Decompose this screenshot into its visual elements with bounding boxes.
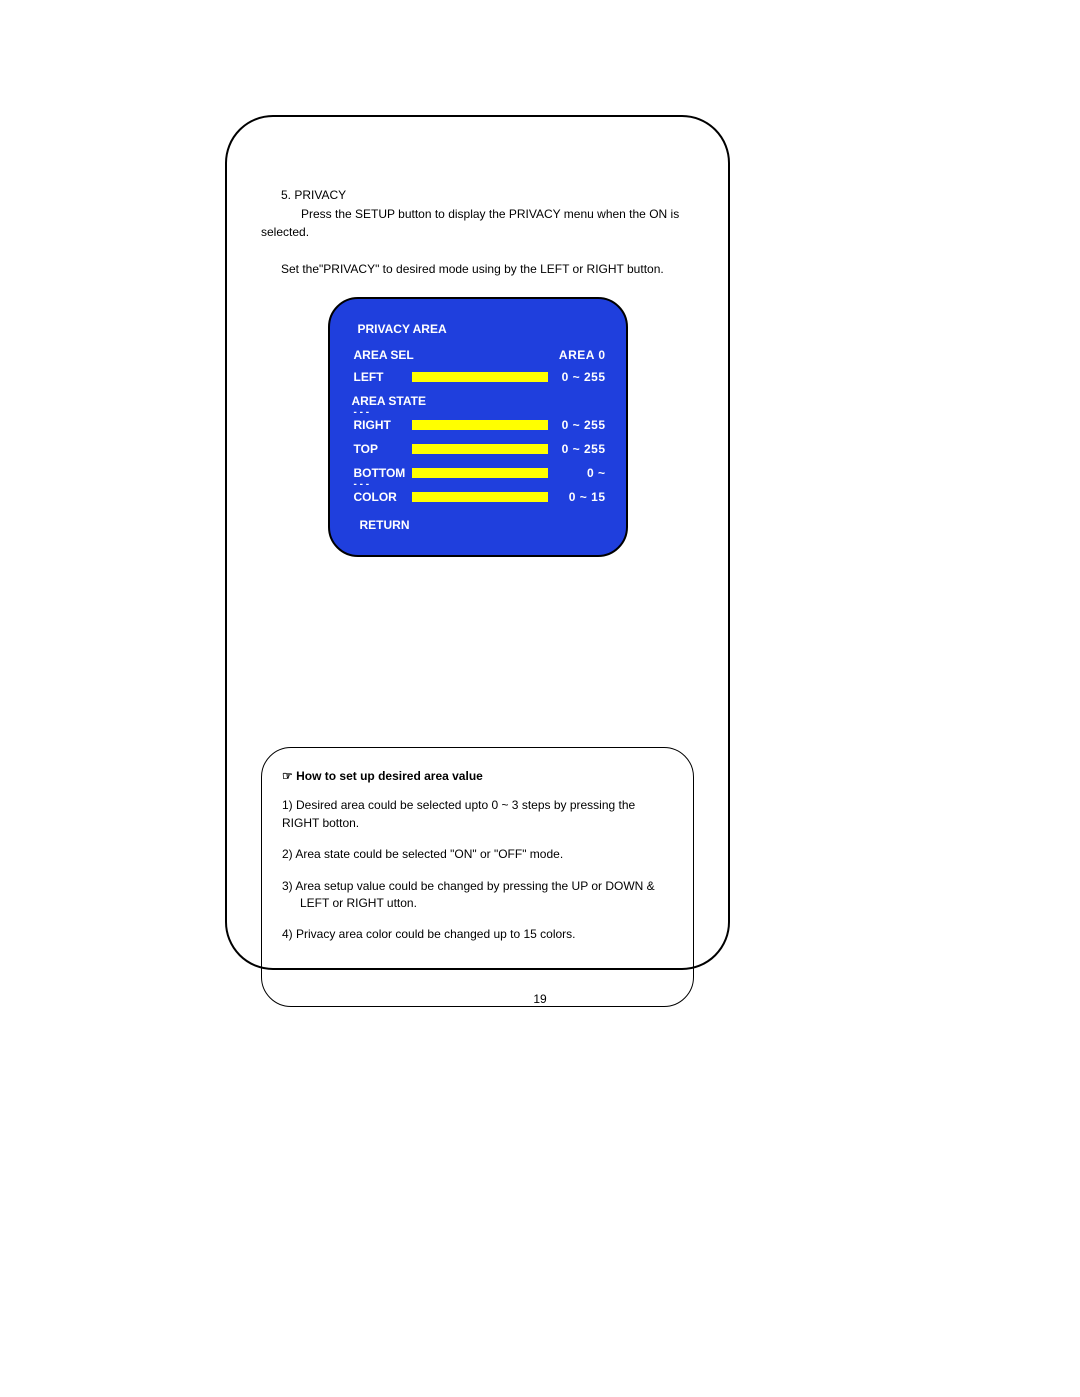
instruction-1-text: Press the SETUP button to display the PR…: [261, 207, 679, 238]
info-item-2: 2) Area state could be selected "ON" or …: [282, 846, 673, 863]
page-body: 5. PRIVACY Press the SETUP button to dis…: [227, 117, 728, 968]
left-bar: [412, 372, 548, 382]
area-sel-value: AREA 0: [546, 347, 606, 364]
info-item-3: 3) Area setup value could be changed by …: [282, 878, 673, 913]
left-value: 0 ~ 255: [558, 369, 606, 386]
info-box: ☞ How to set up desired area value 1) De…: [261, 747, 694, 1007]
privacy-menu-panel: PRIVACY AREA AREA SEL AREA 0 LEFT 0 ~ 25…: [328, 297, 628, 557]
color-value: 0 ~ 15: [558, 489, 606, 506]
menu-row-top[interactable]: TOP 0 ~ 255: [354, 441, 606, 458]
info-title: ☞ How to set up desired area value: [282, 768, 673, 785]
page-number: 19: [0, 992, 1080, 1006]
menu-row-right[interactable]: RIGHT 0 ~ 255: [354, 417, 606, 434]
menu-row-area-sel[interactable]: AREA SEL AREA 0: [354, 347, 606, 364]
right-bar: [412, 420, 548, 430]
bottom-bar: [412, 468, 548, 478]
page-card: 5. PRIVACY Press the SETUP button to dis…: [225, 115, 730, 970]
section-heading: 5. PRIVACY: [281, 187, 694, 204]
menu-title: PRIVACY AREA: [358, 321, 447, 338]
area-sel-label: AREA SEL: [354, 347, 474, 364]
color-label: COLOR: [354, 489, 412, 506]
instruction-1: Press the SETUP button to display the PR…: [261, 206, 694, 241]
top-bar: [412, 444, 548, 454]
top-label: TOP: [354, 441, 412, 458]
color-bar: [412, 492, 548, 502]
info-item-4: 4) Privacy area color could be changed u…: [282, 926, 673, 943]
right-value: 0 ~ 255: [558, 417, 606, 434]
info-item-1: 1) Desired area could be selected upto 0…: [282, 797, 673, 832]
bottom-value: 0 ~: [558, 465, 606, 482]
left-label: LEFT: [354, 369, 412, 386]
menu-row-bottom[interactable]: BOTTOM 0 ~: [354, 465, 606, 482]
menu-row-color[interactable]: COLOR 0 ~ 15: [354, 489, 606, 506]
menu-row-left[interactable]: LEFT 0 ~ 255: [354, 369, 606, 386]
top-value: 0 ~ 255: [558, 441, 606, 458]
right-label: RIGHT: [354, 417, 412, 434]
menu-return[interactable]: RETURN: [360, 517, 410, 534]
instruction-2: Set the"PRIVACY" to desired mode using b…: [281, 261, 694, 278]
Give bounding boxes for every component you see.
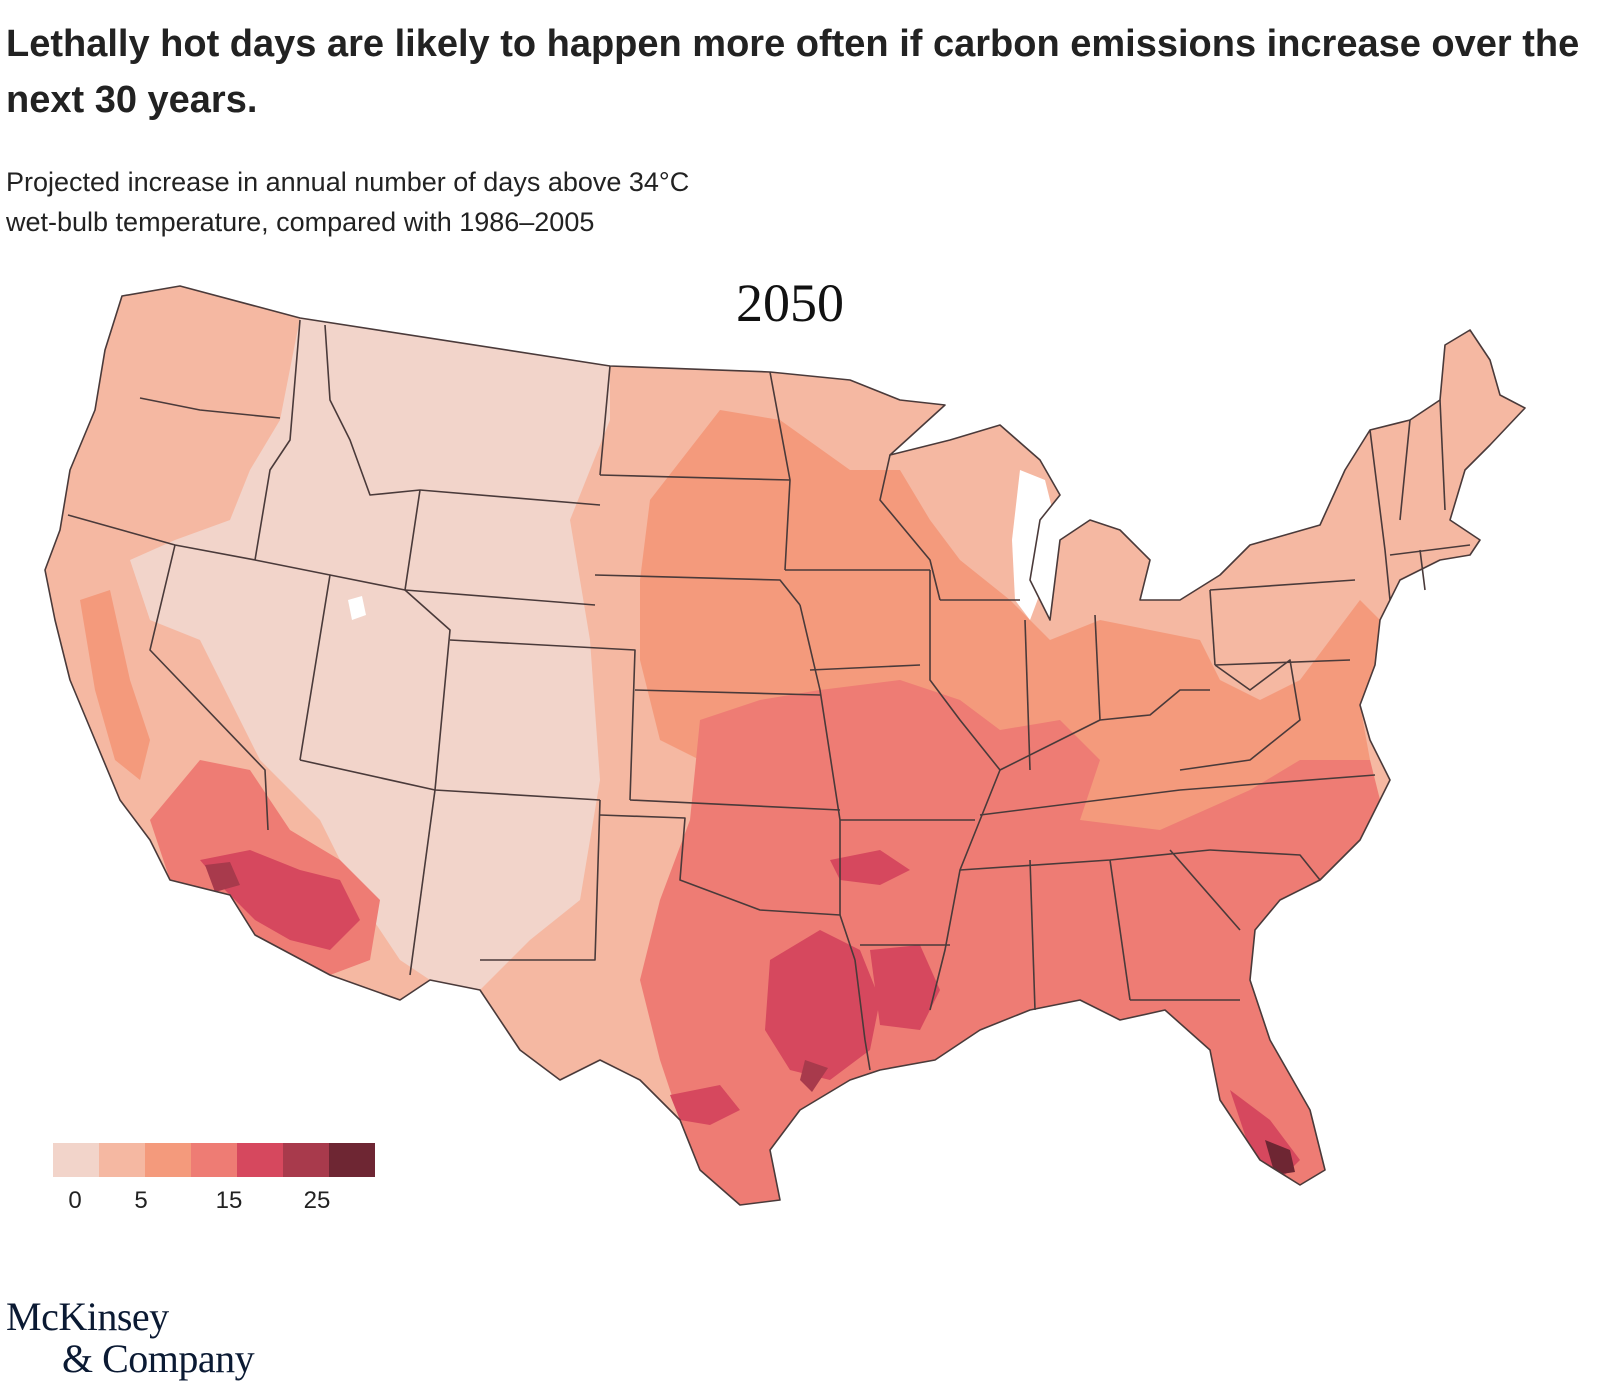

TWOJE ZADANIE => Przekształć wiersze całego powyższego listingu w listę numerowaną, bez pustych wierszy. Obrazy pomiń w odpowiedzi.

ODPOWIEDŹ PISEMNA =>
1. Decompose this screenshot into its visual elements with bounding boxes.
2. instruction-1-text: Press the SETUP button to display the PR…: [261, 207, 679, 238]
3. info-item-2: 2) Area state could be selected "ON" or …: [282, 846, 673, 863]
4. page-body: 5. PRIVACY Press the SETUP button to dis…: [227, 117, 728, 968]
5. left-bar: [412, 372, 548, 382]
6. area-sel-value: AREA 0: [546, 347, 606, 364]
7. info-item-3: 3) Area setup value could be changed by …: [282, 878, 673, 913]
8. left-value: 0 ~ 255: [558, 369, 606, 386]
9. info-box: ☞ How to set up desired area value 1) De…: [261, 747, 694, 1007]
10. privacy-menu-panel: PRIVACY AREA AREA SEL AREA 0 LEFT 0 ~ 25…: [328, 297, 628, 557]
11. color-value: 0 ~ 15: [558, 489, 606, 506]
12. menu-row-top[interactable]: TOP 0 ~ 255: [354, 441, 606, 458]
13. info-title: ☞ How to set up desired area value: [282, 768, 673, 785]
14. page-number: 19: [0, 992, 1080, 1006]
15. menu-row-right[interactable]: RIGHT 0 ~ 255: [354, 417, 606, 434]
16. menu-row-area-sel[interactable]: AREA SEL AREA 0: [354, 347, 606, 364]
17. right-bar: [412, 420, 548, 430]
18. bottom-bar: [412, 468, 548, 478]
19. page-card: 5. PRIVACY Press the SETUP button to dis…: [225, 115, 730, 970]
20. section-heading: 5. PRIVACY: [281, 187, 694, 204]
21. menu-title: PRIVACY AREA: [358, 321, 447, 338]
22. area-sel-label: AREA SEL: [354, 347, 474, 364]
23. color-label: COLOR: [354, 489, 412, 506]
24. instruction-1: Press the SETUP button to display the PR…: [261, 206, 694, 241]
25. top-bar: [412, 444, 548, 454]
26. top-label: TOP: [354, 441, 412, 458]
27. color-bar: [412, 492, 548, 502]
28. info-item-4: 4) Privacy area color could be changed u…: [282, 926, 673, 943]
29. right-value: 0 ~ 255: [558, 417, 606, 434]
30. info-item-1: 1) Desired area could be selected upto 0…: [282, 797, 673, 832]
31. bottom-value: 0 ~: [558, 465, 606, 482]
32. left-label: LEFT: [354, 369, 412, 386]
33. menu-row-bottom[interactable]: BOTTOM 0 ~: [354, 465, 606, 482]
34. menu-row-color[interactable]: COLOR 0 ~ 15: [354, 489, 606, 506]
35. menu-row-left[interactable]: LEFT 0 ~ 255: [354, 369, 606, 386]
36. top-value: 0 ~ 255: [558, 441, 606, 458]
37. right-label: RIGHT: [354, 417, 412, 434]
38. menu-return[interactable]: RETURN: [360, 517, 410, 534]
39. instruction-2: Set the"PRIVACY" to desired mode using b…: [281, 261, 694, 278]
40. Give bounding boxes for every component you see.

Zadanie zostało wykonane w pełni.